- Fragmento para leer -
====
El enmarque del altar pictórico de la Ascensión, ubicado en la capilla catedralicia de Santa Bárbara, está compuesto por un conjunto de cartelas octogonales que contienen pasajes y misterios del Señor.
Éste, que plasma el Juicio Final, es una composición ingenua, acorde a las limitaciones de Juan Coronado, el modesto autor que realizó esta obra a mediados del siglo XVIII. La misma presenta algunas particularidades reseñables. Cristo, enarbola la cruz redentora y también una espada como juez supremo. Se encuentra flanqueado por la Virgen y san Francisco que, arrodillados, interceden en favor de los pecadores. A sus pies un ángel toca la trompeta para despertar a los muertos que van surgiendo de sus sepulturas, como manifiesta el esqueleto de la parte central. Entre las llamas purificadoras del purgatorio, una muchedumbre espera el momento de ser juzgada individualmente, como patentiza el hombre desnudo que, con las manos orantes, espera a las plantas del Señor su veredicto.
====
- Datos extraídos -
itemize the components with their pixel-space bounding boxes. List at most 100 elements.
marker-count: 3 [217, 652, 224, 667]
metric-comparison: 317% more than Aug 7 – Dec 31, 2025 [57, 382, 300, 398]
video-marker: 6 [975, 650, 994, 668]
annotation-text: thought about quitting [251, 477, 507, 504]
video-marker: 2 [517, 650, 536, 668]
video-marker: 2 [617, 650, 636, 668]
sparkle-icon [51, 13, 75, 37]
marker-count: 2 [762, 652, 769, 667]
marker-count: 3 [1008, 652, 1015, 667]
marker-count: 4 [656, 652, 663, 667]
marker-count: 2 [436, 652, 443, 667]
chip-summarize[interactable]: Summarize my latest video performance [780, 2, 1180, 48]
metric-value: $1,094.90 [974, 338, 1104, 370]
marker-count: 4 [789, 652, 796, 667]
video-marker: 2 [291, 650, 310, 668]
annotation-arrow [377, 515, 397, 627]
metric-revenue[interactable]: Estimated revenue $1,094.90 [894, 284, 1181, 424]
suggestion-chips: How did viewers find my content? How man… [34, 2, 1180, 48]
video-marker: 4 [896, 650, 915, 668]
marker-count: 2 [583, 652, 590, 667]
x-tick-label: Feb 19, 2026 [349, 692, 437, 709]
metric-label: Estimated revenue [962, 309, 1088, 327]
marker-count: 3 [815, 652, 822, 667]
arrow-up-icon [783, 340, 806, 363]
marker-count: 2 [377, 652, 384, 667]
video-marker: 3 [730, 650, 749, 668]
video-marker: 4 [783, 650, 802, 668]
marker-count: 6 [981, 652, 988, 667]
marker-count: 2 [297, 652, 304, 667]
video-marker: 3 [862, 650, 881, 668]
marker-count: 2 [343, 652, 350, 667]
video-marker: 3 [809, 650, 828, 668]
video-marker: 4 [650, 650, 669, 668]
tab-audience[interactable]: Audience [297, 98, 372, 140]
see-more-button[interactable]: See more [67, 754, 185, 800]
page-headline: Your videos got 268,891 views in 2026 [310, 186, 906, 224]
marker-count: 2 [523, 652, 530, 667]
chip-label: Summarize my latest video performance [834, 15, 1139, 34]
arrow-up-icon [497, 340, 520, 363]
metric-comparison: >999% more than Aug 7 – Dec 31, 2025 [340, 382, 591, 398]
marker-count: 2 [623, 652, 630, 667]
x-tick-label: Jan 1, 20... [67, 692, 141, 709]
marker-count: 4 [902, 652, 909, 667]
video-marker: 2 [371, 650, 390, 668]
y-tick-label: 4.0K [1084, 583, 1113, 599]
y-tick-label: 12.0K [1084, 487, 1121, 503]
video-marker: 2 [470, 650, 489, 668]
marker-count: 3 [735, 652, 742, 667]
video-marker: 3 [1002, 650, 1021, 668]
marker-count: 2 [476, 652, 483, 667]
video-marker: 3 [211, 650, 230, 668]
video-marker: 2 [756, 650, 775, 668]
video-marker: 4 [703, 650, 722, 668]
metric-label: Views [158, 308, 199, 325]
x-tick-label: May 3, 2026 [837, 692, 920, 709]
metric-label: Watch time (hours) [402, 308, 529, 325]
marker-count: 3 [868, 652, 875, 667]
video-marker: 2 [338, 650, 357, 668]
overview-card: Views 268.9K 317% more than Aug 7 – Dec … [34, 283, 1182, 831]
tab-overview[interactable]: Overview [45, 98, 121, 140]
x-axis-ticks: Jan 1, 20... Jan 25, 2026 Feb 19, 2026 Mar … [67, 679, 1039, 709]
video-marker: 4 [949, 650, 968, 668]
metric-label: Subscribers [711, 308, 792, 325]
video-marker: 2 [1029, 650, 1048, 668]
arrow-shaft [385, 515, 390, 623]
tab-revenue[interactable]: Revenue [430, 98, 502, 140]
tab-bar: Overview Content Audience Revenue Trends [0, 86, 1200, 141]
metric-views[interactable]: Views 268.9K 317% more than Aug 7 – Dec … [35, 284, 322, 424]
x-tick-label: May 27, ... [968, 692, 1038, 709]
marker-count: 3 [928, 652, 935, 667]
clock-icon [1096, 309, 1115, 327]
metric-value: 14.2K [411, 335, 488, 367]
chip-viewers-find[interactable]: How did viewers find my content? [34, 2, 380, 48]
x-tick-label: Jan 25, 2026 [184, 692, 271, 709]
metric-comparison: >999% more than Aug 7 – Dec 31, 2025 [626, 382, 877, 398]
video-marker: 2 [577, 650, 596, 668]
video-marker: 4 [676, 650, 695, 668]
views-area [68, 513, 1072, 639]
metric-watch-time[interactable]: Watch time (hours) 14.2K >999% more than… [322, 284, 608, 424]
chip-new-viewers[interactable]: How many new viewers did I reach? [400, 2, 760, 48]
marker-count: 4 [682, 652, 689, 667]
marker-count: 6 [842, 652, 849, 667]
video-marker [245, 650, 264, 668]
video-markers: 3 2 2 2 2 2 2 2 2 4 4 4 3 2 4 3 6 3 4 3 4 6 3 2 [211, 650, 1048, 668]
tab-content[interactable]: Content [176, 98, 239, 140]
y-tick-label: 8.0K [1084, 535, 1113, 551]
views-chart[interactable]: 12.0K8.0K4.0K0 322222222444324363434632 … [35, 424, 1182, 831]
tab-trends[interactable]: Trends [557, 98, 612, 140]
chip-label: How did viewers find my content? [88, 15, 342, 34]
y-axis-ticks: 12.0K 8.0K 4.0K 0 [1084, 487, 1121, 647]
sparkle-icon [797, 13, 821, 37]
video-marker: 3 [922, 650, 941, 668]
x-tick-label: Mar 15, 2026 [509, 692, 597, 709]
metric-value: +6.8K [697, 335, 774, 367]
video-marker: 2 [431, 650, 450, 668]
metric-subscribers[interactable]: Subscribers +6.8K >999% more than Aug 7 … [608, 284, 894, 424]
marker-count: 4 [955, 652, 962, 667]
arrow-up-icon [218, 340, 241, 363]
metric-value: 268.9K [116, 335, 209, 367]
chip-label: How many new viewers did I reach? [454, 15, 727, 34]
====
- Aplica lo leído -
1 - Copia tal cual el texto sobre el Juicio Final desde "El enmarque del" hasta "misterios del Señor.", con ambas partes incluidas.
2 - Continúa el texto sobre el Juicio Final a partir del punto en que termina.
Para esto no hacen falta las filas.

- Respuestas -
1 -
El enmarque del altar pictórico de la Ascensión, ubicado en la capilla catedralicia de Santa Bárbara, está compuesto por un conjunto de cartelas octogonales que contienen pasajes y misterios del Señor.

2 -
Por su parte, en el ángulo inferior derecho, el diablo empuja con un tridente a los condenados en el juicio a ser engullidos por Leviatán, el monstruo que aquí personifica el infierno. Se hace evidente en esta pintura el protagonismo que el artista o quienes le encargaron la obra otorgaron al santo de Asís, enfatizando su popular jerarquía de imitator Christi o segundo Cristo en la tierra. También llama la atención que entre los personajes se encuentre un anciano, dado que, siguiendo las enseñanzas de san Agustín, siempre se ha plasmado este misterio sin niños ni ancianos, en la creencia de que todos resucitaremos en el esplendor de la edad.